• Set task: Gather, from the data below, each line in which the word "odkupienia" occurs.
Start Input
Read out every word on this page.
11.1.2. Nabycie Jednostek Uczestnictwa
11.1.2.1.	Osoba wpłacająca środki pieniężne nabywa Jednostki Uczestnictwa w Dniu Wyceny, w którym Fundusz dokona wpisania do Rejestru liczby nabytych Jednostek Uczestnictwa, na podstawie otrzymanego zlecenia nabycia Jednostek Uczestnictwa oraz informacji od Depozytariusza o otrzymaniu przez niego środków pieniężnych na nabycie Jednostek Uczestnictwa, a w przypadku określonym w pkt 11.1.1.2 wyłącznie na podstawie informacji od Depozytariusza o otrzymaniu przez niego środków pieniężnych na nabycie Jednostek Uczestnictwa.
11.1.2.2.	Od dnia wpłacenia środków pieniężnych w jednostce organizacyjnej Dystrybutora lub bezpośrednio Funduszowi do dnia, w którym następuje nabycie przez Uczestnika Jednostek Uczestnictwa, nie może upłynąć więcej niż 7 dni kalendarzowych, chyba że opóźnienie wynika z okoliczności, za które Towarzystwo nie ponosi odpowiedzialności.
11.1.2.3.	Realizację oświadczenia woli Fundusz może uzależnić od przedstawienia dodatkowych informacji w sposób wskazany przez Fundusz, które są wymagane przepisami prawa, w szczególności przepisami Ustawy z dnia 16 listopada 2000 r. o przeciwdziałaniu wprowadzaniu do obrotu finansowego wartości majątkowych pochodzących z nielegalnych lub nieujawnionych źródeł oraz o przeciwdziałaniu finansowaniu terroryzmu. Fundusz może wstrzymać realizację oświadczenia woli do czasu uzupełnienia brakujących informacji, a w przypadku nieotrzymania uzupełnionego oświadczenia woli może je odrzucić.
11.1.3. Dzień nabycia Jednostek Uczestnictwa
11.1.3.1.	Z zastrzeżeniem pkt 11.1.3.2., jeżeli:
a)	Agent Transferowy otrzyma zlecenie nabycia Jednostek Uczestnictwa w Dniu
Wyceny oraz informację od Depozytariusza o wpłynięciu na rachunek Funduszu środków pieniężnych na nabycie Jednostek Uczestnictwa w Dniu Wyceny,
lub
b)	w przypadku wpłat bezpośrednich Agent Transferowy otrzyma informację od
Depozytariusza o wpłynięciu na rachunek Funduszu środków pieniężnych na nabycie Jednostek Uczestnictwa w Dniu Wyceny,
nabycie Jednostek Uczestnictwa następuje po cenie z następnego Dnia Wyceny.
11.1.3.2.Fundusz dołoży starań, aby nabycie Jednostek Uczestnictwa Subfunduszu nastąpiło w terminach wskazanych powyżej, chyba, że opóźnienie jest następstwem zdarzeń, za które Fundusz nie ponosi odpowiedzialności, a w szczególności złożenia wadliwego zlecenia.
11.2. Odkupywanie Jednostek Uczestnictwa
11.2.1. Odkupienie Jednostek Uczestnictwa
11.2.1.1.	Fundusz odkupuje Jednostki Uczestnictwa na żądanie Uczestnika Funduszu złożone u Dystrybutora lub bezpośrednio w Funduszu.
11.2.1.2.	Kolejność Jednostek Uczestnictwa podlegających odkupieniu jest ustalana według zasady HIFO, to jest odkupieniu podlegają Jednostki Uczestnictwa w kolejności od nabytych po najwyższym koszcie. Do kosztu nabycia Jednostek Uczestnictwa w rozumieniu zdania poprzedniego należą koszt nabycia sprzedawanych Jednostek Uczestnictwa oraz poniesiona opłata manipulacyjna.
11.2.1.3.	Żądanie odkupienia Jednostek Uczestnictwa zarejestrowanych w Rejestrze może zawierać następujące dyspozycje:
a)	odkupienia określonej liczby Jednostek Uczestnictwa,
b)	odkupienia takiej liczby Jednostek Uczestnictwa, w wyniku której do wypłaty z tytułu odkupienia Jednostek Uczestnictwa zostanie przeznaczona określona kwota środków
End Input
Start Input
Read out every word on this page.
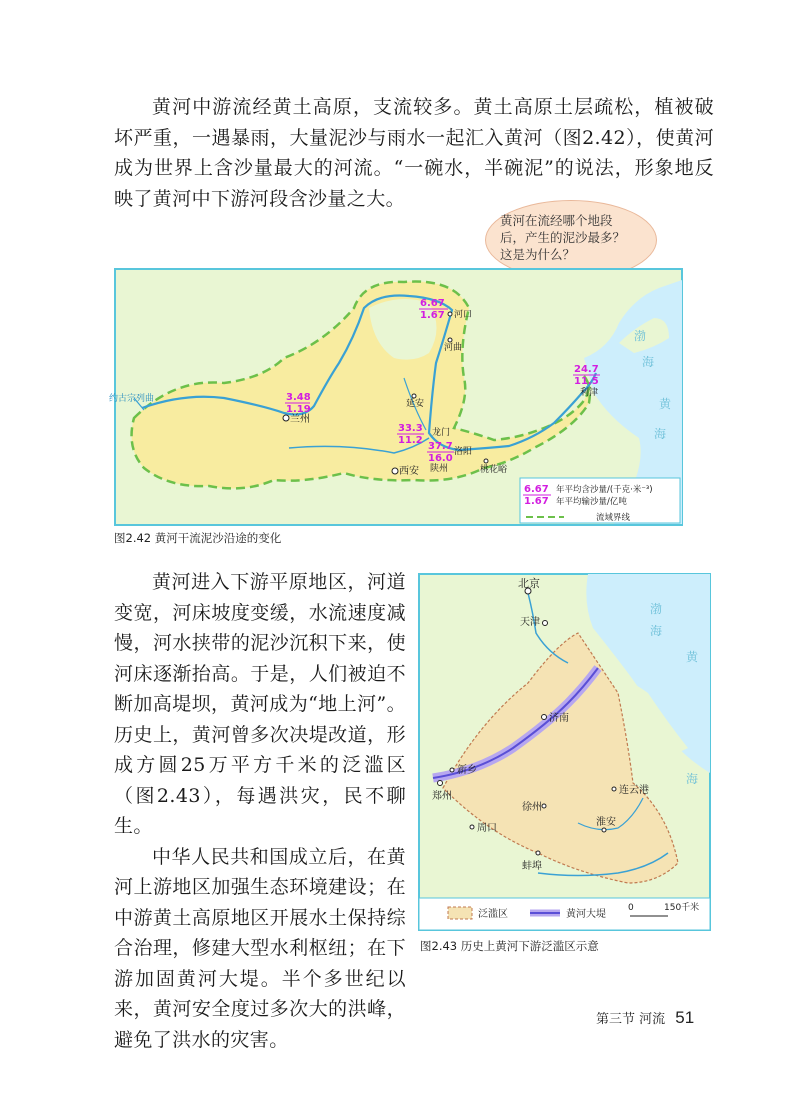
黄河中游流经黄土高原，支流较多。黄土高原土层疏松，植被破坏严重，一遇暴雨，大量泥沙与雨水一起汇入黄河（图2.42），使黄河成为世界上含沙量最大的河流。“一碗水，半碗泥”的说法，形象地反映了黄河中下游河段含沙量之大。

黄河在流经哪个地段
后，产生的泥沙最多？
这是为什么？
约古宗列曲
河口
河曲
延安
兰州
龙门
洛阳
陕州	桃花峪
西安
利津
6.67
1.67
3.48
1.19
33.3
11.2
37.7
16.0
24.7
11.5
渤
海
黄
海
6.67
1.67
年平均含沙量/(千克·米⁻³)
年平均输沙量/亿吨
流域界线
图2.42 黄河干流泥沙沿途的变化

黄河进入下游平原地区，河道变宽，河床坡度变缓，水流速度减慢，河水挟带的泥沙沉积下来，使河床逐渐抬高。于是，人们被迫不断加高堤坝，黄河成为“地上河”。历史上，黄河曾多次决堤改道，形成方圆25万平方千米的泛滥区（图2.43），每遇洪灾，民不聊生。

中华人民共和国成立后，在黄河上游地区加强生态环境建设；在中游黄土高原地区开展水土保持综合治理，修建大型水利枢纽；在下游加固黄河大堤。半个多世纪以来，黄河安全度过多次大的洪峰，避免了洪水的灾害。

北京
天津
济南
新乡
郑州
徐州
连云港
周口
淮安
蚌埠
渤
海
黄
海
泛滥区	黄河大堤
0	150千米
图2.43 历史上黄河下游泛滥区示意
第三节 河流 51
End Input
Start Input
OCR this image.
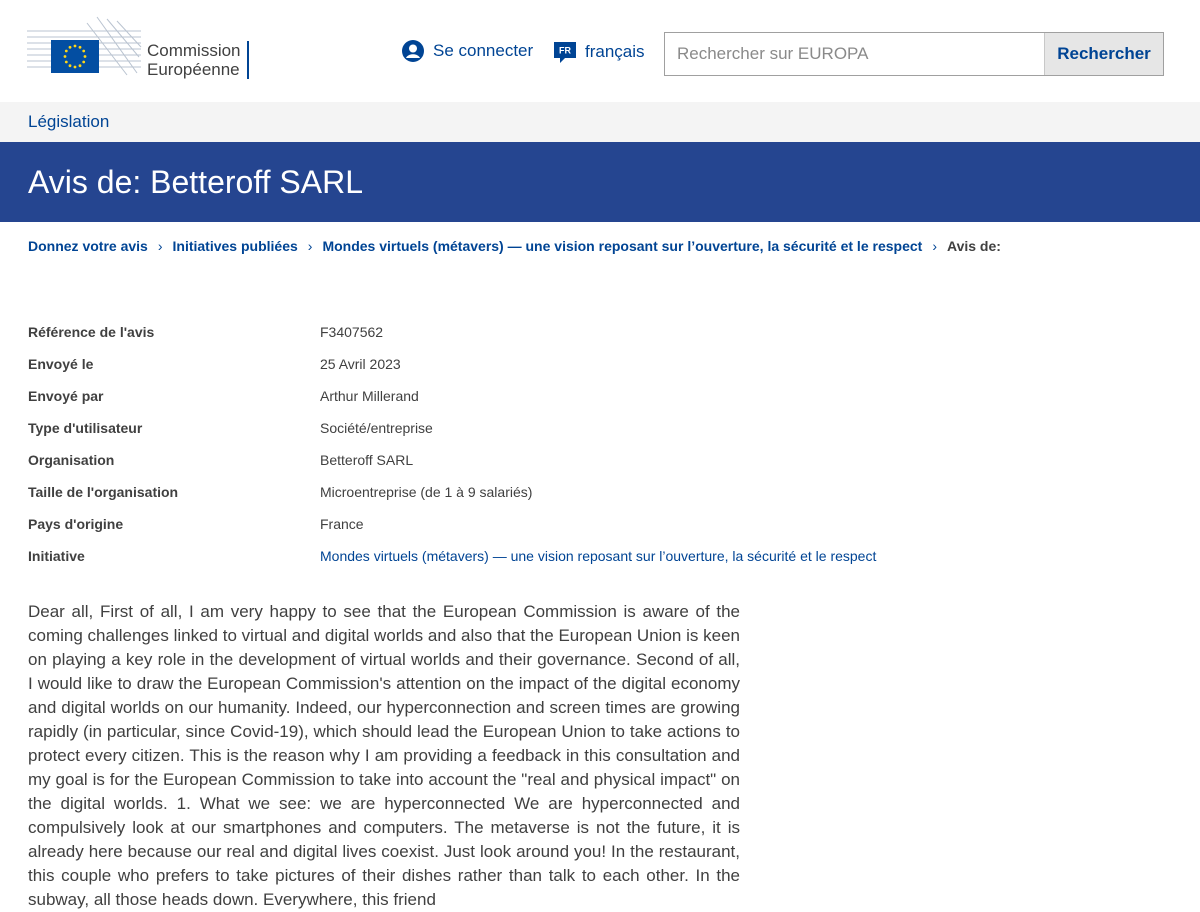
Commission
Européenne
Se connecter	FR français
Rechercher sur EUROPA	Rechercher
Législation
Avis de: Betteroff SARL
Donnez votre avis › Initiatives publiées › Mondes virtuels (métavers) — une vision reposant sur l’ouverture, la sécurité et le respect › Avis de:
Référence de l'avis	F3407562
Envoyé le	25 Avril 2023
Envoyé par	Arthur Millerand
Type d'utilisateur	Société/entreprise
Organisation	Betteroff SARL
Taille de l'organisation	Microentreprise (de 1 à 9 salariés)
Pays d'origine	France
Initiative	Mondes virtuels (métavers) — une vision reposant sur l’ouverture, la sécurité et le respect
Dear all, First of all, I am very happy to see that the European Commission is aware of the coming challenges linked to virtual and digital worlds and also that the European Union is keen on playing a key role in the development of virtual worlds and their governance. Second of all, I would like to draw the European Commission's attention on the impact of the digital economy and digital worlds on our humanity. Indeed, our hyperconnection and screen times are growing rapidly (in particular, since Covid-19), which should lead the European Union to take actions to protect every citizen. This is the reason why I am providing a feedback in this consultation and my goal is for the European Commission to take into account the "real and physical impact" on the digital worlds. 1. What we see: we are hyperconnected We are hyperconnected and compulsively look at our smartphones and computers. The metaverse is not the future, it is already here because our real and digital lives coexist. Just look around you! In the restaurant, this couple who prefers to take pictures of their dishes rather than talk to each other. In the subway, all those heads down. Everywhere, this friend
End Input
• Full answer:
11.2.1.3.	Żądanie odkupienia Jednostek Uczestnictwa zarejestrowanych w Rejestrze może zawierać następujące dyspozycje:
a)	odkupienia określonej liczby Jednostek Uczestnictwa,
b)	odkupienia takiej liczby Jednostek Uczestnictwa, w wyniku której do wypłaty z tytułu odkupienia Jednostek Uczestnictwa zostanie przeznaczona określona kwota środków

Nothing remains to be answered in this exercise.